- _Written instruction_
Pick out every line that holds the string "localidades" and copy it.
-------- Dataset content --------
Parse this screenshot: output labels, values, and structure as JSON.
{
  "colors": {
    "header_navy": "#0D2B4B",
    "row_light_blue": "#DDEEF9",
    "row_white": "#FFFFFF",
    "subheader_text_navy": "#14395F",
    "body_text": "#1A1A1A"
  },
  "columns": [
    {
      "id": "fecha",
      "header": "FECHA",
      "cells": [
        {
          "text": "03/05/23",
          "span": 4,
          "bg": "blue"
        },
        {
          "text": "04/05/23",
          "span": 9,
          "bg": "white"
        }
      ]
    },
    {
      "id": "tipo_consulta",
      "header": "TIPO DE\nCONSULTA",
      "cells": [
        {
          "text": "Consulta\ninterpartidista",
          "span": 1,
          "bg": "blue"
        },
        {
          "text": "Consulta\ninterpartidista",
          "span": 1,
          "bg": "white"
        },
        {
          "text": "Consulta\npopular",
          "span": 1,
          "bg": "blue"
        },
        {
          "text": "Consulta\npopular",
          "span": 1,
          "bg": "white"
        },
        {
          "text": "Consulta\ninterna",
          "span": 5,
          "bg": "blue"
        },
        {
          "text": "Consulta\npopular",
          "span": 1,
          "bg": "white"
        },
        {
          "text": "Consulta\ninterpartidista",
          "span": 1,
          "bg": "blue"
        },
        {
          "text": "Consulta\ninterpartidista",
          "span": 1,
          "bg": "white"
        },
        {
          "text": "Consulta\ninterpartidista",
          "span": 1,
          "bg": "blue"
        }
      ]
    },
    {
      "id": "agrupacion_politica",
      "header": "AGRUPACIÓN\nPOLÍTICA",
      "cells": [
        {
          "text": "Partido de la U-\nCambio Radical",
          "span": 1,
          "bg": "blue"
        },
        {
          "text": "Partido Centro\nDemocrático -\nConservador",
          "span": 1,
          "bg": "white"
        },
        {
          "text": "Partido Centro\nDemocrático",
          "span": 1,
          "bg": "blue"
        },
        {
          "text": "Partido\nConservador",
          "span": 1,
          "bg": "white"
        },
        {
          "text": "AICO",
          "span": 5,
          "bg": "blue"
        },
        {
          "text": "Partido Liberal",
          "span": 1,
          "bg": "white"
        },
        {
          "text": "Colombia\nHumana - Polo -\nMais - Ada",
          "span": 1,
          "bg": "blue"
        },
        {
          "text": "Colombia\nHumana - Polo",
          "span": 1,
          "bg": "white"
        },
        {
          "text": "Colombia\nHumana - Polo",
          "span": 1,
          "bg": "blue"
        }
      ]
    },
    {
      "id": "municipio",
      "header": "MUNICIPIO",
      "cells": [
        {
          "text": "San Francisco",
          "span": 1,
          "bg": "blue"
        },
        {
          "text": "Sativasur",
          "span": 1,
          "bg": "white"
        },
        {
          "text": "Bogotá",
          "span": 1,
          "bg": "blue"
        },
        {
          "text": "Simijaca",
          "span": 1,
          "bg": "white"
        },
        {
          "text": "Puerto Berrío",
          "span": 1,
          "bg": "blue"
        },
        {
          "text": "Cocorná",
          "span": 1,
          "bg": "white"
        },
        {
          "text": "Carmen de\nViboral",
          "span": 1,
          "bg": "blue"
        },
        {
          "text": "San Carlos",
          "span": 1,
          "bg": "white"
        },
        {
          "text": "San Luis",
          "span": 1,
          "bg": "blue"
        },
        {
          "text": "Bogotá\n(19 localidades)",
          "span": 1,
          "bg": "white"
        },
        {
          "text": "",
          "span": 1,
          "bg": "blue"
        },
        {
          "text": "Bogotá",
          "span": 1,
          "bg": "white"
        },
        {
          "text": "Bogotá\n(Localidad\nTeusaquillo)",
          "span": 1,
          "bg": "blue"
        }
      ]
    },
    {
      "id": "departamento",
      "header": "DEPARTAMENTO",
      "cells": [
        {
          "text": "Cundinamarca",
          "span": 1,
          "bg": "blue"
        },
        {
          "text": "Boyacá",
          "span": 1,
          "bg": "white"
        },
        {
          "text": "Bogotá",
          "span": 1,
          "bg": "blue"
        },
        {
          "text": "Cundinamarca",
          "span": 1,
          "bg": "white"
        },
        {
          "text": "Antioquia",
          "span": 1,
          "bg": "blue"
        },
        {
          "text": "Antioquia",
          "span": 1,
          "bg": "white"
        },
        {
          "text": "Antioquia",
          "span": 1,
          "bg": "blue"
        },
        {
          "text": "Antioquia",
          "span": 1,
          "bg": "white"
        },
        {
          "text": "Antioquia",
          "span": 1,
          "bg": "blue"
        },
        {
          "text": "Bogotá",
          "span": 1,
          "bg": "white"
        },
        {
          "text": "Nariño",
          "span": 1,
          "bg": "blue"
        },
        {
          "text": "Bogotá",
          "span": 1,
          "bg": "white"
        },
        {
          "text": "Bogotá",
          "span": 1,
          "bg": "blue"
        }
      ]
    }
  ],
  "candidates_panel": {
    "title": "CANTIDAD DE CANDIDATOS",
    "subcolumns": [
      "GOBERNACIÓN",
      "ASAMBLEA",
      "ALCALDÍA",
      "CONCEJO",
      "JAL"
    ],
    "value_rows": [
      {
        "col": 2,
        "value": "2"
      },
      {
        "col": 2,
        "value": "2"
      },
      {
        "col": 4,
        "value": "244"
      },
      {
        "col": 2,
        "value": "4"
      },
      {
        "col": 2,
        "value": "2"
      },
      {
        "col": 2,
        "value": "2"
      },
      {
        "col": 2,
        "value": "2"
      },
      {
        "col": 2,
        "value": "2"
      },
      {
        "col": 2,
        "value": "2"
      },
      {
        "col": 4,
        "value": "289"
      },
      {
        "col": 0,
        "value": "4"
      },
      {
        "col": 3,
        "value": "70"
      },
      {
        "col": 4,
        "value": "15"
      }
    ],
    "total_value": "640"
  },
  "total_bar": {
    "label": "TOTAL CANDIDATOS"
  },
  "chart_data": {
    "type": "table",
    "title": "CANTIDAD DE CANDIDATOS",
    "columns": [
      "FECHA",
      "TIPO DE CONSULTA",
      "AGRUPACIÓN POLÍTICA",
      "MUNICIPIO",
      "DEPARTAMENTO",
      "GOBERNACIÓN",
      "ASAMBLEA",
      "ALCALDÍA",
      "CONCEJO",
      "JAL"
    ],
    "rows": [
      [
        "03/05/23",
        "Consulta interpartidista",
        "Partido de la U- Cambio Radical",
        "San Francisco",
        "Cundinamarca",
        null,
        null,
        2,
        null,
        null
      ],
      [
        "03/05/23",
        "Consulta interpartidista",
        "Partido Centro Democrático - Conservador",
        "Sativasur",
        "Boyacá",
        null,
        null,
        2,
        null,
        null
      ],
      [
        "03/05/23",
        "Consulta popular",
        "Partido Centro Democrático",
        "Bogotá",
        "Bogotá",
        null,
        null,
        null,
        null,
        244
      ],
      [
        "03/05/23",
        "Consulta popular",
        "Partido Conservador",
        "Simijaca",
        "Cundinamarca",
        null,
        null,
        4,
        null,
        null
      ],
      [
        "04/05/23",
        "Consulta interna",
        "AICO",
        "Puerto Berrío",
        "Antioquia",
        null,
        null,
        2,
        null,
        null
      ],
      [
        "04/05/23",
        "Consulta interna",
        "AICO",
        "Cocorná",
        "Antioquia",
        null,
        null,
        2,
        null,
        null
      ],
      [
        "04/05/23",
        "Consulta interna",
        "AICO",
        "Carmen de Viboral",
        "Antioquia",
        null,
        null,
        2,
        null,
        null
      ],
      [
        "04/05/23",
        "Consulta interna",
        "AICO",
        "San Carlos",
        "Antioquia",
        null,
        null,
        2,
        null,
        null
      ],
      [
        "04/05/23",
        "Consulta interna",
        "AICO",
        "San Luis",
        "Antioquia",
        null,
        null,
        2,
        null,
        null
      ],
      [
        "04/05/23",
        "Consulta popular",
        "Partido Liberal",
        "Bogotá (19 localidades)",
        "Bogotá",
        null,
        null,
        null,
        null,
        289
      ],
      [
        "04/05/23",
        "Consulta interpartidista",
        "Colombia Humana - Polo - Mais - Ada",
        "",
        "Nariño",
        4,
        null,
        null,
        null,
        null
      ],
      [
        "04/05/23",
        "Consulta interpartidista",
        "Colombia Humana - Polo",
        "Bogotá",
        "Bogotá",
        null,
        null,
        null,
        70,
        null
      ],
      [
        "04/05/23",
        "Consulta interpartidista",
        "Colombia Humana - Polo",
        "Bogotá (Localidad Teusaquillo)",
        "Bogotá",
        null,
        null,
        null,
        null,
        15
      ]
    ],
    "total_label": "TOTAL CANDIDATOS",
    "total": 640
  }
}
--------
- _The result_
          "text": "Bogotá\n(19 localidades)",
        "Bogotá (19 localidades)",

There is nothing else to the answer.